## Problem to work on
Gather all lines in the entries below that include the word "hazards".

## Data excerpts
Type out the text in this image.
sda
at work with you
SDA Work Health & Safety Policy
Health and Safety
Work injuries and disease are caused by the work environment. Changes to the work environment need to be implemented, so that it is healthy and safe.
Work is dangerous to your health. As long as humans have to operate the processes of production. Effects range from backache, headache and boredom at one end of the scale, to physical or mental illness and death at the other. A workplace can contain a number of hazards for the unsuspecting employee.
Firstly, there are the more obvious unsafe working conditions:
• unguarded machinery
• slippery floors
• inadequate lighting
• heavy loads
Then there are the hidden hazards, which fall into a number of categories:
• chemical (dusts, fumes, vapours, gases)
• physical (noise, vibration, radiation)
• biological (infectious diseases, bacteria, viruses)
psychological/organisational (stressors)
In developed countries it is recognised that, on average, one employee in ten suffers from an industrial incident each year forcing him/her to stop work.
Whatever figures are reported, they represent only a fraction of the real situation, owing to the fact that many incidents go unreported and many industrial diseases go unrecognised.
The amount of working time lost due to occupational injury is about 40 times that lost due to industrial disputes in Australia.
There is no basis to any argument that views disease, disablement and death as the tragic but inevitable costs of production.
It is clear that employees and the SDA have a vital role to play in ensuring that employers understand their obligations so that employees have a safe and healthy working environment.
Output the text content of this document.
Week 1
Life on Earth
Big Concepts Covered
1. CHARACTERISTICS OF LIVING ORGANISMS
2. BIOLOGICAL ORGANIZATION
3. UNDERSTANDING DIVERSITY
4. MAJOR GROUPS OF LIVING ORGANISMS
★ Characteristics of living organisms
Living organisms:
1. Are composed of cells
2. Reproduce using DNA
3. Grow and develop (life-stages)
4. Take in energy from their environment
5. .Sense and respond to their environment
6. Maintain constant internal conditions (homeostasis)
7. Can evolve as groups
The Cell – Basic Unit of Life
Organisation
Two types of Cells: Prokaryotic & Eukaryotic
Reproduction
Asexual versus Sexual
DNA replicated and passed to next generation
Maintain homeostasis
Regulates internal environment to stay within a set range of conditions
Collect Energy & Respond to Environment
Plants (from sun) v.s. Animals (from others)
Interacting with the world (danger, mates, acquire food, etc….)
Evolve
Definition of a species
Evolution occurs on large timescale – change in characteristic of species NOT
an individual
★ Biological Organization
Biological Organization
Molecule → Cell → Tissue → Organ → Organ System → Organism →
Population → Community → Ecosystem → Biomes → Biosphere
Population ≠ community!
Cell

## Output for this exercise
Work is dangerous to your health. As long as humans have to operate the processes of production. Effects range from backache, headache and boredom at one end of the scale, to physical or mental illness and death at the other. A workplace can contain a number of hazards for the unsuspecting employee.
Then there are the hidden hazards, which fall into a number of categories:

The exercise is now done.